=== PROVIDED RECORDS ===

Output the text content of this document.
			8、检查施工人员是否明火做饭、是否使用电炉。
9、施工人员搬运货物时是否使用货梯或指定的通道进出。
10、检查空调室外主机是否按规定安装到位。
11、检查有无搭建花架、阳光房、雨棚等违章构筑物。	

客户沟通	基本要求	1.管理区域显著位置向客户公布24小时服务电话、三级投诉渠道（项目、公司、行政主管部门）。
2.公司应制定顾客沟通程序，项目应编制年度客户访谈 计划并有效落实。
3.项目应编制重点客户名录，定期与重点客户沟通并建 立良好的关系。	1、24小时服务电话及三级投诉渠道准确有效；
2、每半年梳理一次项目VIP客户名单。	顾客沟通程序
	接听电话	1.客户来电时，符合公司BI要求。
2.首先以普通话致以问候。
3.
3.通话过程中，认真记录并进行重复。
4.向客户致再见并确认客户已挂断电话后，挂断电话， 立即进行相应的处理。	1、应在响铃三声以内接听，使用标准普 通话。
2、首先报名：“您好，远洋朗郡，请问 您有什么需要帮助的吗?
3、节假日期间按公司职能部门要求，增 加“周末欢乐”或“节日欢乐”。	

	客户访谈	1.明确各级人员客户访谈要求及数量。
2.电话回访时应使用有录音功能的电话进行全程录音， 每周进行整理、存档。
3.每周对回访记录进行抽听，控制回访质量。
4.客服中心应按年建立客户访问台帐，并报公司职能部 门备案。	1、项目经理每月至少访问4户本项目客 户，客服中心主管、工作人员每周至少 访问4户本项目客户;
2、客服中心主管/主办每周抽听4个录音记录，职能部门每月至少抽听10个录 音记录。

=== TASK DETAILS ===
In the records, locate each line holding the string "客服中心主管" and copy it.

=== EXPECTED OUTPUT ===
4.客服中心应按年建立客户访问台帐，并报公司职能部 门备案。	1、项目经理每月至少访问4户本项目客 户，客服中心主管、工作人员每周至少 访问4户本项目客户;
2、客服中心主管/主办每周抽听4个录音记录，职能部门每月至少抽听10个录 音记录。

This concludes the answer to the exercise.